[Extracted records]
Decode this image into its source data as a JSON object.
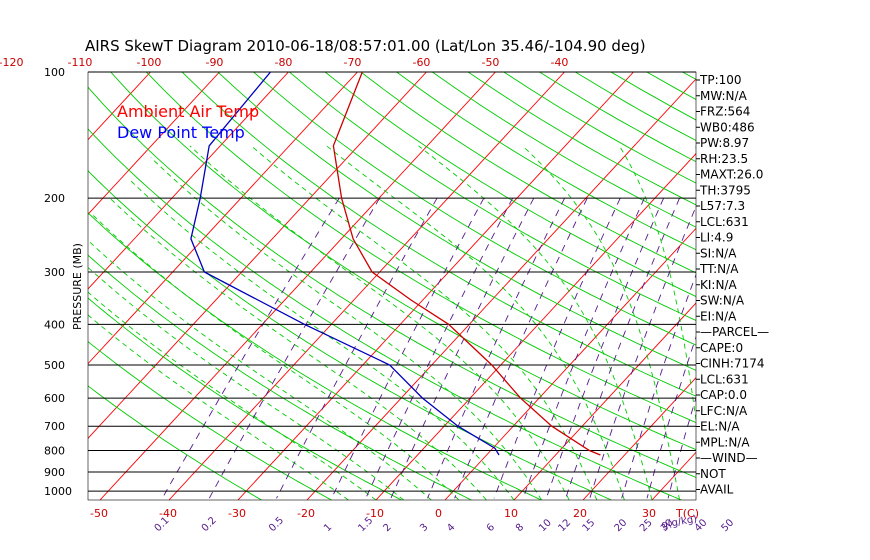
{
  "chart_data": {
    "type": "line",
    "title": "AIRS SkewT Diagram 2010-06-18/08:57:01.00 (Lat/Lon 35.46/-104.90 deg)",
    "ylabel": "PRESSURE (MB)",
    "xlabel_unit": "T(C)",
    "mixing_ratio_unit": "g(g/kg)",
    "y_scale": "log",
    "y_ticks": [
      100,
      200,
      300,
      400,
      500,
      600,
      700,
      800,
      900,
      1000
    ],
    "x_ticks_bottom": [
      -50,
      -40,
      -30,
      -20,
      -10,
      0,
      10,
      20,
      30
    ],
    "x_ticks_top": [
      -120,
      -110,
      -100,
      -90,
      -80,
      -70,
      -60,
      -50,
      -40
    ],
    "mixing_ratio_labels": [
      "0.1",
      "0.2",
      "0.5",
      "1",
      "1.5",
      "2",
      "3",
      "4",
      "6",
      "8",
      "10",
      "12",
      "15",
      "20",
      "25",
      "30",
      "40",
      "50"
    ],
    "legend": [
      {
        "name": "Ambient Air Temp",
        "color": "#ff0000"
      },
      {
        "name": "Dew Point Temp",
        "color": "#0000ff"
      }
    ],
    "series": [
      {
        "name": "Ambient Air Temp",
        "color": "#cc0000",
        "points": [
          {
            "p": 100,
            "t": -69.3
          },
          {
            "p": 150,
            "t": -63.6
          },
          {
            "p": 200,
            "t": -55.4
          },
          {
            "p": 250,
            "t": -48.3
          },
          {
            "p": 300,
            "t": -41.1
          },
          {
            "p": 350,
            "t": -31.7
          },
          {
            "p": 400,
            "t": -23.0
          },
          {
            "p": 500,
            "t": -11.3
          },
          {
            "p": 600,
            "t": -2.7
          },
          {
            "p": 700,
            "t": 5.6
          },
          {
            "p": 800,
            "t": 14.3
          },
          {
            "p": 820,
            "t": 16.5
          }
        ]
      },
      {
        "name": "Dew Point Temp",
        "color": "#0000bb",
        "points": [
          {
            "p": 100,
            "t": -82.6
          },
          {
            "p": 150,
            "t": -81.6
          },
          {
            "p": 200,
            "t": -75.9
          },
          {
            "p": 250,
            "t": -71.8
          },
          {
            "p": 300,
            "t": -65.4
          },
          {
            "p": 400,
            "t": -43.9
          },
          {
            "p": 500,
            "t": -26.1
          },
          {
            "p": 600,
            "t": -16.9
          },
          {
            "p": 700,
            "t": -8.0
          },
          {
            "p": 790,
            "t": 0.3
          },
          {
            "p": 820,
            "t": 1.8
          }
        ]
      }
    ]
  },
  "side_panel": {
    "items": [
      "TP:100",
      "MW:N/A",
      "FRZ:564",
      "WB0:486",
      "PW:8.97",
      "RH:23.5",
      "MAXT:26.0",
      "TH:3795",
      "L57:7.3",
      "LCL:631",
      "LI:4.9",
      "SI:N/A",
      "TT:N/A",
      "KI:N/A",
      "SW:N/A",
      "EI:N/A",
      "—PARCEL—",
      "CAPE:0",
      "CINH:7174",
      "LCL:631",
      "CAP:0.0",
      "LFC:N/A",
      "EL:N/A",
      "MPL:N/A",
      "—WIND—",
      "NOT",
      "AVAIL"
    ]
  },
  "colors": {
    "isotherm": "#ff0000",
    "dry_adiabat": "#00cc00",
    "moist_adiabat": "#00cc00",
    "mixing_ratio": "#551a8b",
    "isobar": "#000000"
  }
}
==
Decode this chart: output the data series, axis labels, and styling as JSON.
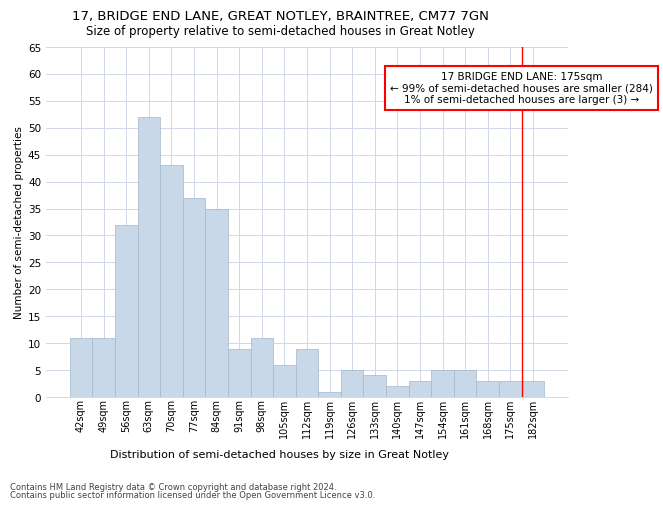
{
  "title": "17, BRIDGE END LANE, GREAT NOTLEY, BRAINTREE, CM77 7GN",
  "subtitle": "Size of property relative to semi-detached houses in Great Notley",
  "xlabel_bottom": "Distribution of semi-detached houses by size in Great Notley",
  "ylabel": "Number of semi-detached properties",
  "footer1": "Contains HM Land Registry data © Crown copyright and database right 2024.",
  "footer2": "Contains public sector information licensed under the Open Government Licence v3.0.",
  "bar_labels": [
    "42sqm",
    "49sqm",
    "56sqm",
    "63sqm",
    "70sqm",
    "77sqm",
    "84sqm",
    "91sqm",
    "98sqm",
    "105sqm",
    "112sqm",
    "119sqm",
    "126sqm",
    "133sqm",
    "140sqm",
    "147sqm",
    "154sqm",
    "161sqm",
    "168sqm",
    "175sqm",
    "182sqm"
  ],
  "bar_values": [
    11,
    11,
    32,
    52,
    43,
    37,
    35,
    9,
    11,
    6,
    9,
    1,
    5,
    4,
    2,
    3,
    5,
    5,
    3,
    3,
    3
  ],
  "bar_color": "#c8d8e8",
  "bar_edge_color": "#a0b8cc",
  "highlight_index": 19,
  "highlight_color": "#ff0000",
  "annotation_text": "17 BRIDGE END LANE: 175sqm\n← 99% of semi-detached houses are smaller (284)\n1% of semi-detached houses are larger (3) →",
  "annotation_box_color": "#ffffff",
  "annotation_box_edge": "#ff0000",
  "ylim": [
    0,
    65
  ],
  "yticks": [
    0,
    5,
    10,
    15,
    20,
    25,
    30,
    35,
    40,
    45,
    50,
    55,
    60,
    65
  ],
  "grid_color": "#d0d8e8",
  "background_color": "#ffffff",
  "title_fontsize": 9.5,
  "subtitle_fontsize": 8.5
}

=== Written exercise ===
In the entries above, count each line with "LANE"; reply with the total only.

=== Expected output ===
2